### WHAT IS NEEDED
Find every line of the listing below where "Harris" appears, and copy it.
╭─ MATERIAL SUPPLIED
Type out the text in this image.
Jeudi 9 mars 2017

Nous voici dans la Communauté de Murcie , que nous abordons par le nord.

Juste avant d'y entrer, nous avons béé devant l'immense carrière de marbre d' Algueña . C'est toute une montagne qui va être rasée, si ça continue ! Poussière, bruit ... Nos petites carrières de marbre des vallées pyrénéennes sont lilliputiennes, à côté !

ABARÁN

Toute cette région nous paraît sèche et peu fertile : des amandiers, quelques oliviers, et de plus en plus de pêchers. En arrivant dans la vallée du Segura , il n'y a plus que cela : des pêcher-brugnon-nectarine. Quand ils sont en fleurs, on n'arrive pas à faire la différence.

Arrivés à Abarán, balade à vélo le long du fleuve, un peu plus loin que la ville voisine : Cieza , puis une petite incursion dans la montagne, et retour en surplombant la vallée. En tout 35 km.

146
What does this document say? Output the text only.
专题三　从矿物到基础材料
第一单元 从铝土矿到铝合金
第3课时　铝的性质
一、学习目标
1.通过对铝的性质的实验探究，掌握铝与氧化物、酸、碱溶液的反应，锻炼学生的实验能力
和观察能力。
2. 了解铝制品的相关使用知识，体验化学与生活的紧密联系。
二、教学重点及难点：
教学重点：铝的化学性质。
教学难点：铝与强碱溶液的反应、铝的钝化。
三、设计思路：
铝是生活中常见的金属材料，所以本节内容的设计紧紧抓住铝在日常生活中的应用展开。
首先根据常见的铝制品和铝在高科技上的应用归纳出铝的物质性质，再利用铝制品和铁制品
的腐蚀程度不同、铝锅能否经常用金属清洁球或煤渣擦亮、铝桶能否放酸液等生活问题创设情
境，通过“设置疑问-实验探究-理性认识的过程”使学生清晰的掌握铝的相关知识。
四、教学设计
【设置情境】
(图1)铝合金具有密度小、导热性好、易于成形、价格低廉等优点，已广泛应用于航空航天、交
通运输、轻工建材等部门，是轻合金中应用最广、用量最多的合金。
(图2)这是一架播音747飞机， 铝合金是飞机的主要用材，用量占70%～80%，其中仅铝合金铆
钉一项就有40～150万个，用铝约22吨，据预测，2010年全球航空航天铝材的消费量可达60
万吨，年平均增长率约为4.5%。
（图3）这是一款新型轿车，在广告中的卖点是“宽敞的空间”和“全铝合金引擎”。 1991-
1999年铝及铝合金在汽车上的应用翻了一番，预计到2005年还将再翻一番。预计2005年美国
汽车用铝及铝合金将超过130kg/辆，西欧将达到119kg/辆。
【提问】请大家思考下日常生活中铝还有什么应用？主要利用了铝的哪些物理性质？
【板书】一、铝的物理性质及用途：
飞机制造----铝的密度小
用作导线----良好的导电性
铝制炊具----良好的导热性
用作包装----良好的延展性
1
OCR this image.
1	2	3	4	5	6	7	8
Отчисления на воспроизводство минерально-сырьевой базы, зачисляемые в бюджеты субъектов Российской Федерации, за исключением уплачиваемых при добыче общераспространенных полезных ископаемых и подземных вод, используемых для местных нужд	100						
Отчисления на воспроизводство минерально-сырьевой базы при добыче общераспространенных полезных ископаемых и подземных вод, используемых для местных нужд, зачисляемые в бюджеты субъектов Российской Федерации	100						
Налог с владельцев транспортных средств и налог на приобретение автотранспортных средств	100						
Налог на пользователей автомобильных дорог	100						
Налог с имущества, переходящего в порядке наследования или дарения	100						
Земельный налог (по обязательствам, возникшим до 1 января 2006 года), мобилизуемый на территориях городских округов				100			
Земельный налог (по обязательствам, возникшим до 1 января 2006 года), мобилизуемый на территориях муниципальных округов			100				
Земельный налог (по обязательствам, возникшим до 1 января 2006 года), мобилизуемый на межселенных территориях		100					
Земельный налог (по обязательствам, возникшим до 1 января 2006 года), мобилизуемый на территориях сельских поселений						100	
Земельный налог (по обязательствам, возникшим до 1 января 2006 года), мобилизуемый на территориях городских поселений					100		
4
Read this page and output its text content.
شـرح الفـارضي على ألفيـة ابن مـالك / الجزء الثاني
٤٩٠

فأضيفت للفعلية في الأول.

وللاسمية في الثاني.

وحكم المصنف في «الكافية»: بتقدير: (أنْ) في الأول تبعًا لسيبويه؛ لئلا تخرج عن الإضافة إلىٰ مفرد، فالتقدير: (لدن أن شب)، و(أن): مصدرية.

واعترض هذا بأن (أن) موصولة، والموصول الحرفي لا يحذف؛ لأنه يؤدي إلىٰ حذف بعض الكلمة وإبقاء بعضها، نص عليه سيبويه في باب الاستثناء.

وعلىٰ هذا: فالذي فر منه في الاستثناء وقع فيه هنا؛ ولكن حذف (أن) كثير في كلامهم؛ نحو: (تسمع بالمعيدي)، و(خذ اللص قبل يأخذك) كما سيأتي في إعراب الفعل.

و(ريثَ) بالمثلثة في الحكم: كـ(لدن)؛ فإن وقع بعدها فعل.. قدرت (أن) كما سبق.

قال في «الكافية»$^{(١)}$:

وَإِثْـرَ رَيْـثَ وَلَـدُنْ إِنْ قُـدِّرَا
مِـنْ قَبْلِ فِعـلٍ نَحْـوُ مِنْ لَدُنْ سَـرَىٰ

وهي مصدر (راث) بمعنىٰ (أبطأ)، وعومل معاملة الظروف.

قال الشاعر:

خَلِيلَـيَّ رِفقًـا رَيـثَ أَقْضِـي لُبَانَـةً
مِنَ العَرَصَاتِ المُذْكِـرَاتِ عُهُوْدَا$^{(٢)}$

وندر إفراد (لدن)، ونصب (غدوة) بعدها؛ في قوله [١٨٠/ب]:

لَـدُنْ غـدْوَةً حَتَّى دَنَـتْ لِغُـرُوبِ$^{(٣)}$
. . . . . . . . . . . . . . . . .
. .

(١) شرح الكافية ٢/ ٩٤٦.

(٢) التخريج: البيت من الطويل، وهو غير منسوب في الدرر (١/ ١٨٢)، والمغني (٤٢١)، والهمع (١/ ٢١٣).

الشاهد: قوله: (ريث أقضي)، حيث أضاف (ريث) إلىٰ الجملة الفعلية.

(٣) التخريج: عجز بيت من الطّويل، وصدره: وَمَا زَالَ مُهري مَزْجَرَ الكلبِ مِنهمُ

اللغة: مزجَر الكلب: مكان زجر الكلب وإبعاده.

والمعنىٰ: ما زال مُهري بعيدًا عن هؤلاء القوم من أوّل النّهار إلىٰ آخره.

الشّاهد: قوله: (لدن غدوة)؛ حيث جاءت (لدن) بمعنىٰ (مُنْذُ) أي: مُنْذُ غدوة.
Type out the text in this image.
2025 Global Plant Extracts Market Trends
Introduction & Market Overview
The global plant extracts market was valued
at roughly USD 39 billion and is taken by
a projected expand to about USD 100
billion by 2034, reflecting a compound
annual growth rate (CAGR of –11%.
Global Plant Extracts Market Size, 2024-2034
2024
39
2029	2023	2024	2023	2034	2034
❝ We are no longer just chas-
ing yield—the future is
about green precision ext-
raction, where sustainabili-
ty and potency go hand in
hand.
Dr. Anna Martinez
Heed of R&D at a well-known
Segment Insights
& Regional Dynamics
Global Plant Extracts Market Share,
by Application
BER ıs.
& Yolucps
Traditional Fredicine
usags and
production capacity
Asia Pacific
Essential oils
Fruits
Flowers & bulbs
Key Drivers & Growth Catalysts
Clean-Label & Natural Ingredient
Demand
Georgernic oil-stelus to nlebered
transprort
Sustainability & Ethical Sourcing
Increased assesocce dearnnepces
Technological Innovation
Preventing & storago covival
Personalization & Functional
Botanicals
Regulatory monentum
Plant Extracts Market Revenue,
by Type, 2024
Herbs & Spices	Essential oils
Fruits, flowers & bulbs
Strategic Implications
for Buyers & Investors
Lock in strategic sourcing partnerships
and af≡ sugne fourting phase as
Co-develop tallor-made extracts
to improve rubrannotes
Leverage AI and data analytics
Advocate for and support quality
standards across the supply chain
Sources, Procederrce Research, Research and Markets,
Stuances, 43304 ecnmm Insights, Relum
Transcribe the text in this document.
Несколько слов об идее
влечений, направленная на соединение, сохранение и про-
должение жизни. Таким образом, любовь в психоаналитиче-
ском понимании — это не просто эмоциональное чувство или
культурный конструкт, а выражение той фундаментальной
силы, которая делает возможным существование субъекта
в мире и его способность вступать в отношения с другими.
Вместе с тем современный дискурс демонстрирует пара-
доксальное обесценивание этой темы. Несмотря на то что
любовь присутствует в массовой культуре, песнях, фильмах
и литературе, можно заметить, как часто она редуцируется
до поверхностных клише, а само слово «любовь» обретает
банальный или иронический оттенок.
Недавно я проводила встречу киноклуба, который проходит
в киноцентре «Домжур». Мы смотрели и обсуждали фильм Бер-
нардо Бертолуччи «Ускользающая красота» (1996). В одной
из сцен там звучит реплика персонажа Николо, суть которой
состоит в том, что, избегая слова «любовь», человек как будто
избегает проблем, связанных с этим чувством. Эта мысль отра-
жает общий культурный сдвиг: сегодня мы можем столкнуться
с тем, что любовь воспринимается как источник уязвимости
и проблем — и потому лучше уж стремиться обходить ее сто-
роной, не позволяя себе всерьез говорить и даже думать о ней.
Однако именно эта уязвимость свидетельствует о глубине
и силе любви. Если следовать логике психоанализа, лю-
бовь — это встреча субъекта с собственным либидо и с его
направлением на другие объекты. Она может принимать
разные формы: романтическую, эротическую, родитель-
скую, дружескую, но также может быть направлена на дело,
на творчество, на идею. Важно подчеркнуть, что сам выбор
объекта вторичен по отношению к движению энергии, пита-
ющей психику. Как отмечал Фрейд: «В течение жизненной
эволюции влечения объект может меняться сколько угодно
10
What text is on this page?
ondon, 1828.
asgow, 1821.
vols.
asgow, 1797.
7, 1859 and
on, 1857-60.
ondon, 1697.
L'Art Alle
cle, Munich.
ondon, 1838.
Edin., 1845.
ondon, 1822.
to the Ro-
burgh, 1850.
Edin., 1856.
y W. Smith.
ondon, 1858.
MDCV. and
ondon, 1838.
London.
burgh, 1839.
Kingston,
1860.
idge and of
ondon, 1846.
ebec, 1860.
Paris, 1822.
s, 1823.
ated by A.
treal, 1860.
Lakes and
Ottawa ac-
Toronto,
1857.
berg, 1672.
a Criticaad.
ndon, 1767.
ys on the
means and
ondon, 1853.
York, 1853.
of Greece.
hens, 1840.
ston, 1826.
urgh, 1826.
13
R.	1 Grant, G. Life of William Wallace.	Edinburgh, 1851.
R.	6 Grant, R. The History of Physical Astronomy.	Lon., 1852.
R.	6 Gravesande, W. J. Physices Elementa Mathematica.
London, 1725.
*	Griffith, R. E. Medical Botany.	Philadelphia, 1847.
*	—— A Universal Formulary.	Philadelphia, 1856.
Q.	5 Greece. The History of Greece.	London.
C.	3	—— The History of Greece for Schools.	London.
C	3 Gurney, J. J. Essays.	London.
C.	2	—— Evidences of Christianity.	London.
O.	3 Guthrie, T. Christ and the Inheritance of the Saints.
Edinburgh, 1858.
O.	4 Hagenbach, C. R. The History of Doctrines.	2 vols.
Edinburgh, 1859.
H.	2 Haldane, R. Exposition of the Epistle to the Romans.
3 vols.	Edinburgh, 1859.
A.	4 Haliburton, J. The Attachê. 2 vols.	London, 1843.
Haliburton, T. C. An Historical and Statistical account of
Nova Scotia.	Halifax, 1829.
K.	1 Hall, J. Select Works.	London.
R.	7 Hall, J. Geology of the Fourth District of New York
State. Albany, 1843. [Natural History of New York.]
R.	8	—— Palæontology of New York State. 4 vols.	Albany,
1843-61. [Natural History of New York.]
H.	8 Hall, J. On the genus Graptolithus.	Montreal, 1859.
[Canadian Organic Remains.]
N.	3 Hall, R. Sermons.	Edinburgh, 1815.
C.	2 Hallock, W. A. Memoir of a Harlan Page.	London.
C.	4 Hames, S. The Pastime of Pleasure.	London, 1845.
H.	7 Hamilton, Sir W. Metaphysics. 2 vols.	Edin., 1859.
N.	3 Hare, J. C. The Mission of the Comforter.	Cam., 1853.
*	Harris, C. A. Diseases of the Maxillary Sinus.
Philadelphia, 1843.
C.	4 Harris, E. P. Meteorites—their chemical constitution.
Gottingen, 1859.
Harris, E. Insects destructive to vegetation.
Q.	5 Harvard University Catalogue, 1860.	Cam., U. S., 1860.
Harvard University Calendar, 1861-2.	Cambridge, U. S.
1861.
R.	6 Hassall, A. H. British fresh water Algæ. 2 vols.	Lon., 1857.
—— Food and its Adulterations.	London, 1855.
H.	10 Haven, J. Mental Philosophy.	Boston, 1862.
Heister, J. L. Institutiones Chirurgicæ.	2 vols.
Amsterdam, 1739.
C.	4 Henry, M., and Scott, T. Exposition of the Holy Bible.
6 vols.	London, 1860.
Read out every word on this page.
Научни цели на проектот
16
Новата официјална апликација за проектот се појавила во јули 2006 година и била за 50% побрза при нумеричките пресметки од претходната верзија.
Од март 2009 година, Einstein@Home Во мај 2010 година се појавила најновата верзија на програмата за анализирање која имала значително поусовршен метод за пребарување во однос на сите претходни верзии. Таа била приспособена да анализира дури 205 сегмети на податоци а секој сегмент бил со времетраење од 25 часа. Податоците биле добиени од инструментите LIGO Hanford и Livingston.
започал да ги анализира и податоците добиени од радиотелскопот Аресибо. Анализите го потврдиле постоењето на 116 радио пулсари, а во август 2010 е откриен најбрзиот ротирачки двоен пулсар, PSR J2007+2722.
╰─
### FINISHED TASK
*	Harris, C. A. Diseases of the Maxillary Sinus.
C.	4 Harris, E. P. Meteorites—their chemical constitution.
Harris, E. Insects destructive to vegetation.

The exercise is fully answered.